## [Given exercise]
In the entries below, find every line with "Unique" and copy it.

-- Start --

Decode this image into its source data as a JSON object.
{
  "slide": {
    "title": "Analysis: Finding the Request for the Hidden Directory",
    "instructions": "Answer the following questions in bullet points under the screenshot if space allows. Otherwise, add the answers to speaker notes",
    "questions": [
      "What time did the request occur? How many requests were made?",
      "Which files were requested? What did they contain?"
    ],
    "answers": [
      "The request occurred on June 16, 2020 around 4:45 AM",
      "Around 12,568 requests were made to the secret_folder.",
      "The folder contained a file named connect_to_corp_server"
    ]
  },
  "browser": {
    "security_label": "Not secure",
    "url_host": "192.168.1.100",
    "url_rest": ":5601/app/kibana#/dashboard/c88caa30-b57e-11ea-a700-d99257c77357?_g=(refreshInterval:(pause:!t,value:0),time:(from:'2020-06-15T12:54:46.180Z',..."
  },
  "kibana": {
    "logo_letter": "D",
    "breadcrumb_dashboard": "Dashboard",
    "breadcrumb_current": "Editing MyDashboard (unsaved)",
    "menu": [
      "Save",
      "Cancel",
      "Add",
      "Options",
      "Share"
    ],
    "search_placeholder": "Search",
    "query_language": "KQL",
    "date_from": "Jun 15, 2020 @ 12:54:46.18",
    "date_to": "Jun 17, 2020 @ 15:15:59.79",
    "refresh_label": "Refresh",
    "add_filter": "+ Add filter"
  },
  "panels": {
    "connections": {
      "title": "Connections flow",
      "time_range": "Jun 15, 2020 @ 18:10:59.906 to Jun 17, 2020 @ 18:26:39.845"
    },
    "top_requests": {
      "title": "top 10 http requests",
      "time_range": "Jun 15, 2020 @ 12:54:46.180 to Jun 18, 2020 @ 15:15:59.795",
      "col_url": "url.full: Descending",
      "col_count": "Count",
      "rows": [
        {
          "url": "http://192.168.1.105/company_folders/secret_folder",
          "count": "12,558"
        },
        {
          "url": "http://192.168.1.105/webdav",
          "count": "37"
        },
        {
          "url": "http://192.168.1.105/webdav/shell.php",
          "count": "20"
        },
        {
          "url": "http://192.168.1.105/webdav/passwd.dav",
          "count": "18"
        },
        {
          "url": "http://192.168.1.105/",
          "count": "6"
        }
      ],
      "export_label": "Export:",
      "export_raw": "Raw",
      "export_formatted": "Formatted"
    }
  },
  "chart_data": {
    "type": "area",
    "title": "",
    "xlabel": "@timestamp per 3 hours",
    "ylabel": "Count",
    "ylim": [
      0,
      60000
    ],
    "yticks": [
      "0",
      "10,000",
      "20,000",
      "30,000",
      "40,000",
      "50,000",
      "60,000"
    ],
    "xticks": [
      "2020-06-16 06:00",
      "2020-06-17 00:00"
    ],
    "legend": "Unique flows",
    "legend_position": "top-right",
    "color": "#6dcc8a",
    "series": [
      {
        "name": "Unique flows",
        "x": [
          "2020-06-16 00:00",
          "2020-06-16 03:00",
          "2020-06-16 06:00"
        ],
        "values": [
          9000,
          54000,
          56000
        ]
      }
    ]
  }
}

-- End --

## [Answer to this exercise]
    "legend": "Unique flows",
        "name": "Unique flows",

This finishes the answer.